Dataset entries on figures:
++++

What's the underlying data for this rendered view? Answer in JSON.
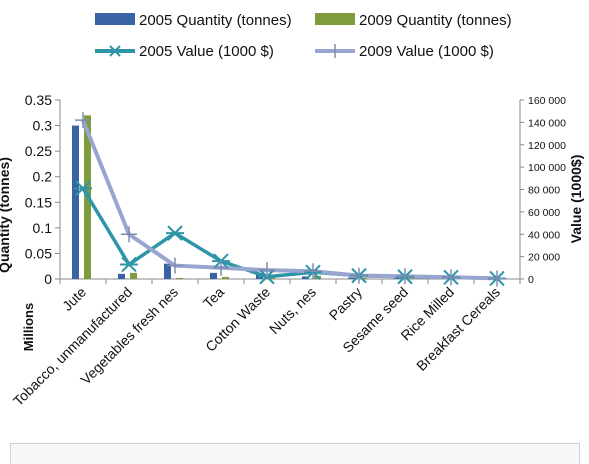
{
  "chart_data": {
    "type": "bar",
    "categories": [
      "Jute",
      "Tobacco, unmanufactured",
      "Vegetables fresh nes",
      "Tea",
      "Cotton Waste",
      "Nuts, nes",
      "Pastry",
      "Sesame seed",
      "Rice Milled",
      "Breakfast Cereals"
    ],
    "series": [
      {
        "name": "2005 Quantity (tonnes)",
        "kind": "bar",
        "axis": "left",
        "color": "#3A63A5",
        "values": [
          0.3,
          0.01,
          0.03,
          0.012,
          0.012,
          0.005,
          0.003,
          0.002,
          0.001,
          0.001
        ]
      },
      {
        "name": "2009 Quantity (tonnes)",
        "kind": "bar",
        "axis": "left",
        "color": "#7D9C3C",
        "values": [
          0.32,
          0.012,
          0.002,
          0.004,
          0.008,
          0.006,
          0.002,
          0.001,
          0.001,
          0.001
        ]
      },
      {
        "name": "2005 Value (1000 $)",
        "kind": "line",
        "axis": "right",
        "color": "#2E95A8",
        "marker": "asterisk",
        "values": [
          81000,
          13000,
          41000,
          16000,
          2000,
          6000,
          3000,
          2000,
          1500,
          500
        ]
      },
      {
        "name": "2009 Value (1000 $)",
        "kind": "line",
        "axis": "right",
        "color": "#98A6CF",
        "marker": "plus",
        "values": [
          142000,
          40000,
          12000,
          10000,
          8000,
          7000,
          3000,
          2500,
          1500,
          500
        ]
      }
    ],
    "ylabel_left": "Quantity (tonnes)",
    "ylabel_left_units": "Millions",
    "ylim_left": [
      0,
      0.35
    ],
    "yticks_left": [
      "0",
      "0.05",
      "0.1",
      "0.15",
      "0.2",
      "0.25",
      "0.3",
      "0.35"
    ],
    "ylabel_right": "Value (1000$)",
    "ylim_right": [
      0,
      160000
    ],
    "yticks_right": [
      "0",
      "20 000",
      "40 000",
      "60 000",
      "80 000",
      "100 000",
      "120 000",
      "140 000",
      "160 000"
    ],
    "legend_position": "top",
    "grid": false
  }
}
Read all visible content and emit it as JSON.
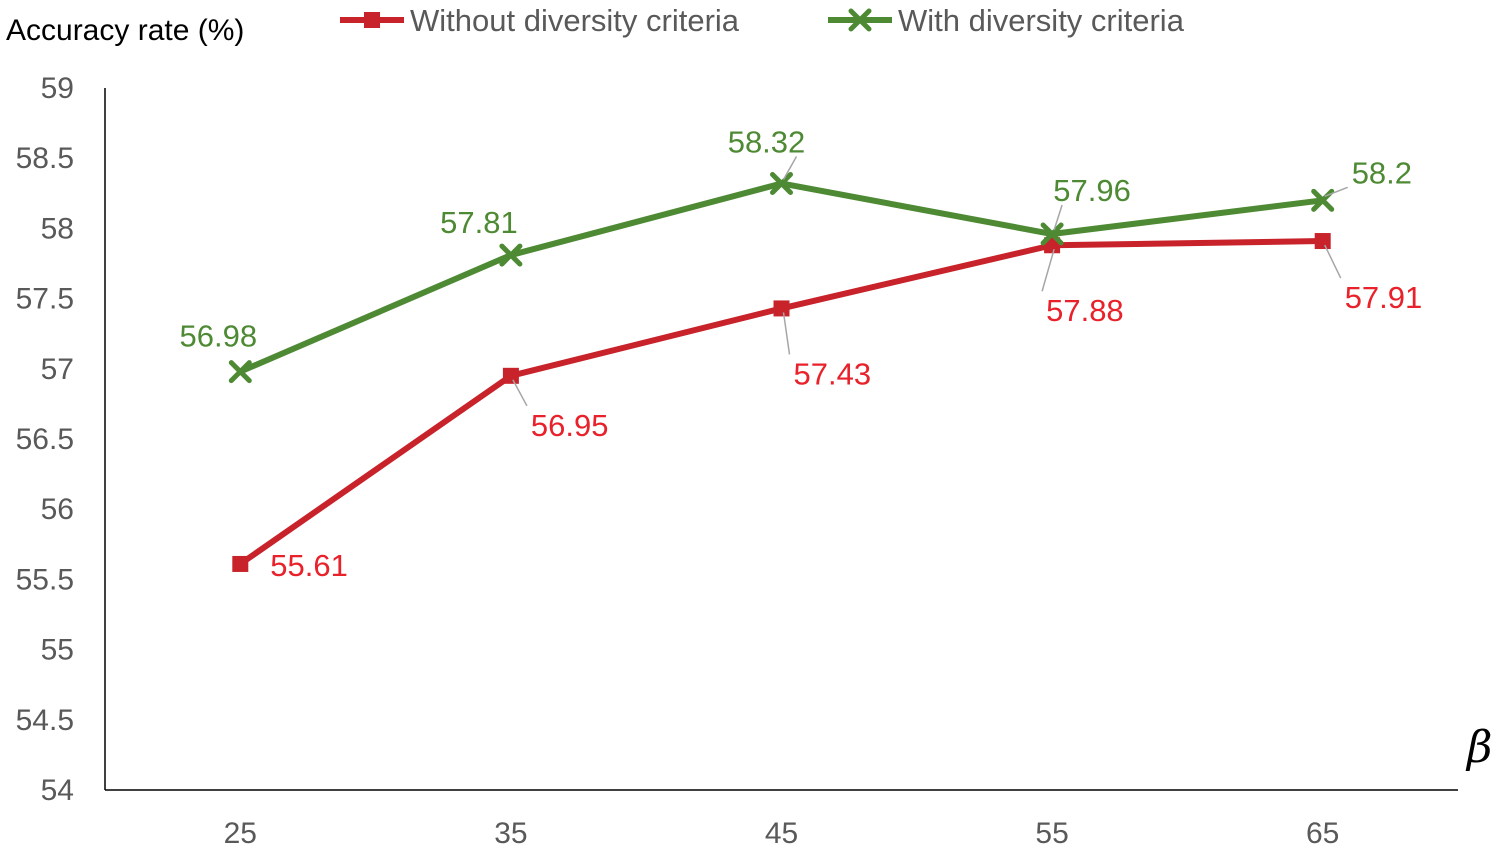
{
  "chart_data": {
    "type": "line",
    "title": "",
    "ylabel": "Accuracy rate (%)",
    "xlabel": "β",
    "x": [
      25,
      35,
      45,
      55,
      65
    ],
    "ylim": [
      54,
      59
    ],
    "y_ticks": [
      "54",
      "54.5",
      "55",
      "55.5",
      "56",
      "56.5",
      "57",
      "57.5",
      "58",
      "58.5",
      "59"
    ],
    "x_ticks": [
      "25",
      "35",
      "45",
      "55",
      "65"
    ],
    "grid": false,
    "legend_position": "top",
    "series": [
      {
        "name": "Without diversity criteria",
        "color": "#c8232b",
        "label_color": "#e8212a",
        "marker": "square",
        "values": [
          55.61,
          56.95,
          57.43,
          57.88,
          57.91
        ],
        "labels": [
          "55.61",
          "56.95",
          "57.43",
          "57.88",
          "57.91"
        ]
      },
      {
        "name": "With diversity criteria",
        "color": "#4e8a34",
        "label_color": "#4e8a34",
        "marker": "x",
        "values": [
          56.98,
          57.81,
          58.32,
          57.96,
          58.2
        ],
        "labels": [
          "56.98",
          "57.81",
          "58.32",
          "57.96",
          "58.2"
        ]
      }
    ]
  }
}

++++

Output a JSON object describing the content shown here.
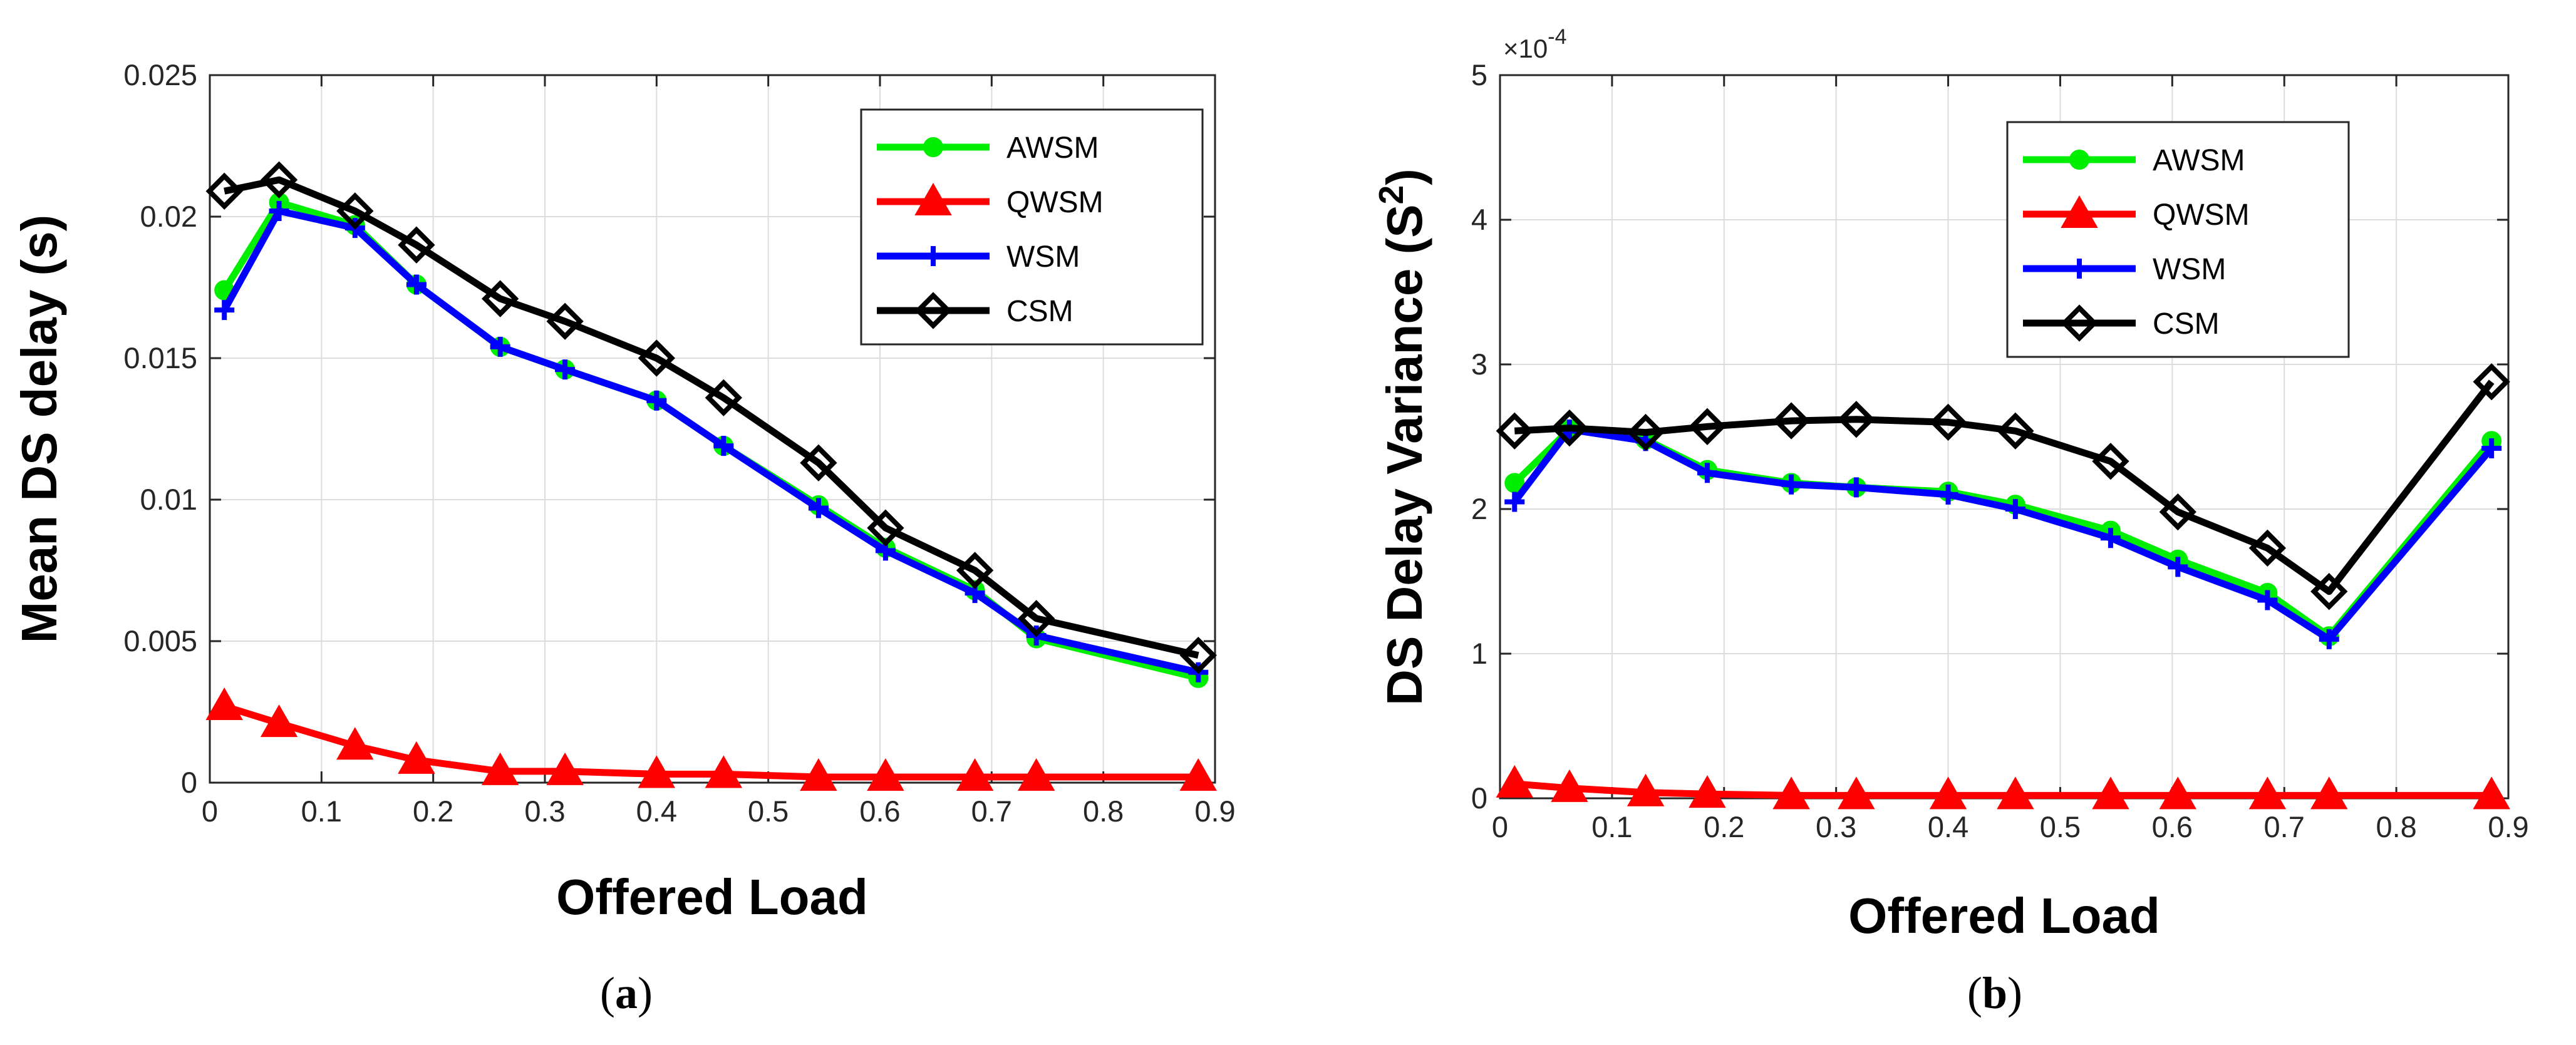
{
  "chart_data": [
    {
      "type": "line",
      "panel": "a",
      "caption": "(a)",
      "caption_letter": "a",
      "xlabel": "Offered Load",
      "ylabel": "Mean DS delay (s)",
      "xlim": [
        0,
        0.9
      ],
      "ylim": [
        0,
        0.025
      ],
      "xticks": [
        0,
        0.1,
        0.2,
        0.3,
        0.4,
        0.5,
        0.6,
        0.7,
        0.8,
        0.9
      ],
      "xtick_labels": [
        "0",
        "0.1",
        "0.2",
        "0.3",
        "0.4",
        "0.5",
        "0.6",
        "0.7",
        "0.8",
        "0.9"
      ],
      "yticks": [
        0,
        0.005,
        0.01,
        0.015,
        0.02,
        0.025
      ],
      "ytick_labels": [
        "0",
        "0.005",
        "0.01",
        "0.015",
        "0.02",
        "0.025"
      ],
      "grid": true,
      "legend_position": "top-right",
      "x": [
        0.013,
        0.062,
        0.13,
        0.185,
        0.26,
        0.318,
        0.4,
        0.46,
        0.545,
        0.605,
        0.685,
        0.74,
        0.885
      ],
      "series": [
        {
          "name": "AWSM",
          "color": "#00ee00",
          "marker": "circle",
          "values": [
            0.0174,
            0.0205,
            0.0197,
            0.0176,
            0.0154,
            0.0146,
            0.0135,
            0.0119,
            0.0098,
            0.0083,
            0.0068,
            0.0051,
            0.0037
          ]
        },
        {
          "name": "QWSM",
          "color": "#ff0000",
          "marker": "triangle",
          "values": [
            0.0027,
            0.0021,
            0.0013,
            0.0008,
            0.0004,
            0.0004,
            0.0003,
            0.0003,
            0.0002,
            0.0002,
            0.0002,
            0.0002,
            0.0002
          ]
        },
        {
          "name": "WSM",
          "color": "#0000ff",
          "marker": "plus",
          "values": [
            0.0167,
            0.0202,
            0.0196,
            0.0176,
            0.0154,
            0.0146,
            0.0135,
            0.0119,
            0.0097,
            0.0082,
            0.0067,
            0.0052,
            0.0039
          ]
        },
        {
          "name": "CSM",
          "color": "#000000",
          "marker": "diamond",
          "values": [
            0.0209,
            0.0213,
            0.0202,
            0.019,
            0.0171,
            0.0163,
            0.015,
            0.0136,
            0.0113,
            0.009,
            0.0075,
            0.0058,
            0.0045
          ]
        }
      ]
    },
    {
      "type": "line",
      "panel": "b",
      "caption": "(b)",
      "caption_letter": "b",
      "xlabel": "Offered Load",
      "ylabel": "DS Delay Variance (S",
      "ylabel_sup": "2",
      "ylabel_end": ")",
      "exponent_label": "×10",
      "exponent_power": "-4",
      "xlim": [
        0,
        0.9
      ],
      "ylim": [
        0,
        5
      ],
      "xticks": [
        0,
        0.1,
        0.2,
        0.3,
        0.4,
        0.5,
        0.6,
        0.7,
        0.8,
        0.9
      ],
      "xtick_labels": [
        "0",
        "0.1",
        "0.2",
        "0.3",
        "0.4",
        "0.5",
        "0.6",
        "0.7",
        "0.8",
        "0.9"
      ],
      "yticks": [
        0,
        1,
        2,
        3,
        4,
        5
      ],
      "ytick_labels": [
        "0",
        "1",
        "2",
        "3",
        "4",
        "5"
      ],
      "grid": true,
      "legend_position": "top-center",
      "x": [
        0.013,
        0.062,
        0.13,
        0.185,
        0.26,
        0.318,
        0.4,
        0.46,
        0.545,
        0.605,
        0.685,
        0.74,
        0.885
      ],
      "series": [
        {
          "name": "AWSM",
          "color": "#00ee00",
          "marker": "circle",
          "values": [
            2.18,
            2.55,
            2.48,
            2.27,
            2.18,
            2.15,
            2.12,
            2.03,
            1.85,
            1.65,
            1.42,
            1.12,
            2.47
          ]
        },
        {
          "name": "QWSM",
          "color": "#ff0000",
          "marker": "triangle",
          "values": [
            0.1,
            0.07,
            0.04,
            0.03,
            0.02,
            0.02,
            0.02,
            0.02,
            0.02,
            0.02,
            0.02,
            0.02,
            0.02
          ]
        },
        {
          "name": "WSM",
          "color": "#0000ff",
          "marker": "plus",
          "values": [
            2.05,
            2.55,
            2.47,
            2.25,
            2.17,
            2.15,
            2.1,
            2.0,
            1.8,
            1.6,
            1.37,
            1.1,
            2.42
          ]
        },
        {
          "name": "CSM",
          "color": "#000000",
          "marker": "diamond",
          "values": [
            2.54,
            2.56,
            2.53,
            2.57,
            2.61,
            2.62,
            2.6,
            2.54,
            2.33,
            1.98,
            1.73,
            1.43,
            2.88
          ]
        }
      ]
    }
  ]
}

++++

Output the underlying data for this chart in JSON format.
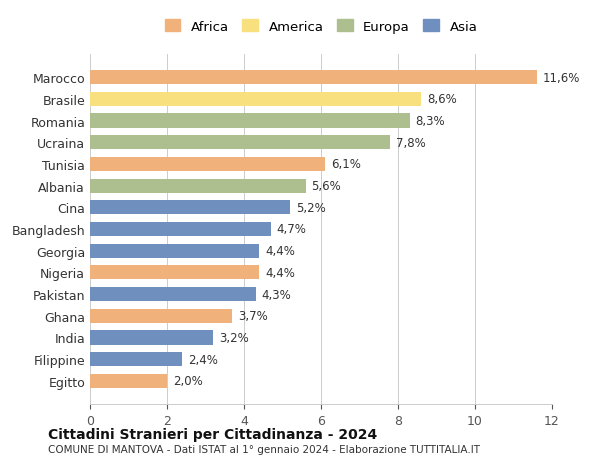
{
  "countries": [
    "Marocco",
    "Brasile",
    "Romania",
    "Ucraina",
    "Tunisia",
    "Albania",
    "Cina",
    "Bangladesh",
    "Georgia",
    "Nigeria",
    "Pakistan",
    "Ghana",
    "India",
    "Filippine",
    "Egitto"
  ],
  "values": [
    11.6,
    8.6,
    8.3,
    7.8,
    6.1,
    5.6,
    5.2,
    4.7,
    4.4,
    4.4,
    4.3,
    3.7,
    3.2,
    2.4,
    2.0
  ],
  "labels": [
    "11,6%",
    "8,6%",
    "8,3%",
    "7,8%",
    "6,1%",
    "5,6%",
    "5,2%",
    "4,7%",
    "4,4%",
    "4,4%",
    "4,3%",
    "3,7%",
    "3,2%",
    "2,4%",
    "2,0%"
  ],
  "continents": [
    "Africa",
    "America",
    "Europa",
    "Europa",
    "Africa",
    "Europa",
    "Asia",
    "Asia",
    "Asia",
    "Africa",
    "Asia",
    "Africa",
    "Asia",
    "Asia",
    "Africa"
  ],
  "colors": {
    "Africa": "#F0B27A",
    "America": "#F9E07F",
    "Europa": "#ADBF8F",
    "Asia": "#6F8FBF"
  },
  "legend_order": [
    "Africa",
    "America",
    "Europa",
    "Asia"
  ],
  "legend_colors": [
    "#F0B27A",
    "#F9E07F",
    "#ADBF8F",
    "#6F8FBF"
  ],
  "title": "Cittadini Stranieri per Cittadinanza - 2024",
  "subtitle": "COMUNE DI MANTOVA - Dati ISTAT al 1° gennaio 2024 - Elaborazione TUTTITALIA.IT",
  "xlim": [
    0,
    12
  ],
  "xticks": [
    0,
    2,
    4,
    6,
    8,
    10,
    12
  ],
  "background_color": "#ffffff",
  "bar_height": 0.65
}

++++

What is needed:
Identify and copy all lines with the word "Quantity".

Result of this task:
        "name": "2005 Quantity (tonnes)",
        "name": "2009 Quantity (tonnes)",
    "ylabel_left": "Quantity (tonnes)",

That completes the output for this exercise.